Transcribe each line exactly.

○ ○ ○ ○

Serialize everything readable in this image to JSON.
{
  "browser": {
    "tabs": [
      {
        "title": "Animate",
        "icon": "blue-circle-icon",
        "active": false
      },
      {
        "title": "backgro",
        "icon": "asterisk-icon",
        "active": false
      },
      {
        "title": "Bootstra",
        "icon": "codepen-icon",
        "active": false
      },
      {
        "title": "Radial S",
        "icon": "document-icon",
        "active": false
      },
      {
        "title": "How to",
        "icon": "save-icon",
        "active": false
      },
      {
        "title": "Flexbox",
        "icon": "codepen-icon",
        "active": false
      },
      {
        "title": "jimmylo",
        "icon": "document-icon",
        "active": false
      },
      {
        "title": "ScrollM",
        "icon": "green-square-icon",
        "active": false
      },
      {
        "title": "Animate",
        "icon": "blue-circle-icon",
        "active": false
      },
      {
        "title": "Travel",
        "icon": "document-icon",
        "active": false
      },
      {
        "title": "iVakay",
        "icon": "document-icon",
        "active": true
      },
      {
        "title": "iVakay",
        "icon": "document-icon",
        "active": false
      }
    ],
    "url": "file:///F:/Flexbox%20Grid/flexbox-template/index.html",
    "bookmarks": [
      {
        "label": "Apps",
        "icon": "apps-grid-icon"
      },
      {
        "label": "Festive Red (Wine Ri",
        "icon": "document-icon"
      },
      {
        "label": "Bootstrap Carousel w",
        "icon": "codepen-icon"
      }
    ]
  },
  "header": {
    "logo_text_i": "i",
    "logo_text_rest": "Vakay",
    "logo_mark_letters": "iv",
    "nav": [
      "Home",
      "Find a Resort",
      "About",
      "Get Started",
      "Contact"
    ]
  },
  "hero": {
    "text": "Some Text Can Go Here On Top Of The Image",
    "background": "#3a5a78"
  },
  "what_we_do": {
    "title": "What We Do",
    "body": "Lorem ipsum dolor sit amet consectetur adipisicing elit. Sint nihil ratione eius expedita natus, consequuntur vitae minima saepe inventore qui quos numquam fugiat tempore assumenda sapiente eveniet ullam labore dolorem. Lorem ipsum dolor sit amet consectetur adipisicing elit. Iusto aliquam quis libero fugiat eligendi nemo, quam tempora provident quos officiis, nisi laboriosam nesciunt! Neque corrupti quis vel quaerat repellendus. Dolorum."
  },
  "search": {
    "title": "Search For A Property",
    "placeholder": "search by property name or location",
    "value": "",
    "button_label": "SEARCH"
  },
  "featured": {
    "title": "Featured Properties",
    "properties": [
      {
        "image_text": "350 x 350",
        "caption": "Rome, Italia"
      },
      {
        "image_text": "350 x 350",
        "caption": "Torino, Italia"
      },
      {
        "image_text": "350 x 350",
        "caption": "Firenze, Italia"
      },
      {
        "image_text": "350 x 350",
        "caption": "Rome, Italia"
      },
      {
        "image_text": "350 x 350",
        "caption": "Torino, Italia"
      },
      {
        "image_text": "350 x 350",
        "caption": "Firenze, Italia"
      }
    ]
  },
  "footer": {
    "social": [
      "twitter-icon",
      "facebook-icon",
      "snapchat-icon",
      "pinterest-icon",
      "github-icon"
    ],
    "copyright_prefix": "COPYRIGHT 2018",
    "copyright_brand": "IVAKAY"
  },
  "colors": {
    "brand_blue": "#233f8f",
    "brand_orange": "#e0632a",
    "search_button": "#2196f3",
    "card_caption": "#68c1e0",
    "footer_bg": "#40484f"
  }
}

○ ○ ○ ○

= Full solution =
Serialize everything readable in this image to JSON.
{
  "browser": {
    "tabs": [
      {
        "title": "Animate",
        "icon": "blue-circle-icon",
        "active": false
      },
      {
        "title": "backgro",
        "icon": "asterisk-icon",
        "active": false
      },
      {
        "title": "Bootstra",
        "icon": "codepen-icon",
        "active": false
      },
      {
        "title": "Radial S",
        "icon": "document-icon",
        "active": false
      },
      {
        "title": "How to",
        "icon": "save-icon",
        "active": false
      },
      {
        "title": "Flexbox",
        "icon": "codepen-icon",
        "active": false
      },
      {
        "title": "jimmylo",
        "icon": "document-icon",
        "active": false
      },
      {
        "title": "ScrollM",
        "icon": "green-square-icon",
        "active": false
      },
      {
        "title": "Animate",
        "icon": "blue-circle-icon",
        "active": false
      },
      {
        "title": "Travel",
        "icon": "document-icon",
        "active": false
      },
      {
        "title": "iVakay",
        "icon": "document-icon",
        "active": true
      },
      {
        "title": "iVakay",
        "icon": "document-icon",
        "active": false
      }
    ],
    "url": "file:///F:/Flexbox%20Grid/flexbox-template/index.html",
    "bookmarks": [
      {
        "label": "Apps",
        "icon": "apps-grid-icon"
      },
      {
        "label": "Festive Red (Wine Ri",
        "icon": "document-icon"
      },
      {
        "label": "Bootstrap Carousel w",
        "icon": "codepen-icon"
      }
    ]
  },
  "header": {
    "logo_text_i": "i",
    "logo_text_rest": "Vakay",
    "logo_mark_letters": "iv",
    "nav": [
      "Home",
      "Find a Resort",
      "About",
      "Get Started",
      "Contact"
    ]
  },
  "hero": {
    "text": "Some Text Can Go Here On Top Of The Image",
    "background": "#3a5a78"
  },
  "what_we_do": {
    "title": "What We Do",
    "body": "Lorem ipsum dolor sit amet consectetur adipisicing elit. Sint nihil ratione eius expedita natus, consequuntur vitae minima saepe inventore qui quos numquam fugiat tempore assumenda sapiente eveniet ullam labore dolorem. Lorem ipsum dolor sit amet consectetur adipisicing elit. Iusto aliquam quis libero fugiat eligendi nemo, quam tempora provident quos officiis, nisi laboriosam nesciunt! Neque corrupti quis vel quaerat repellendus. Dolorum."
  },
  "search": {
    "title": "Search For A Property",
    "placeholder": "search by property name or location",
    "value": "",
    "button_label": "SEARCH"
  },
  "featured": {
    "title": "Featured Properties",
    "properties": [
      {
        "image_text": "350 x 350",
        "caption": "Rome, Italia"
      },
      {
        "image_text": "350 x 350",
        "caption": "Torino, Italia"
      },
      {
        "image_text": "350 x 350",
        "caption": "Firenze, Italia"
      },
      {
        "image_text": "350 x 350",
        "caption": "Rome, Italia"
      },
      {
        "image_text": "350 x 350",
        "caption": "Torino, Italia"
      },
      {
        "image_text": "350 x 350",
        "caption": "Firenze, Italia"
      }
    ]
  },
  "footer": {
    "social": [
      "twitter-icon",
      "facebook-icon",
      "snapchat-icon",
      "pinterest-icon",
      "github-icon"
    ],
    "copyright_prefix": "COPYRIGHT 2018",
    "copyright_brand": "IVAKAY"
  },
  "colors": {
    "brand_blue": "#233f8f",
    "brand_orange": "#e0632a",
    "search_button": "#2196f3",
    "card_caption": "#68c1e0",
    "footer_bg": "#40484f"
  }
}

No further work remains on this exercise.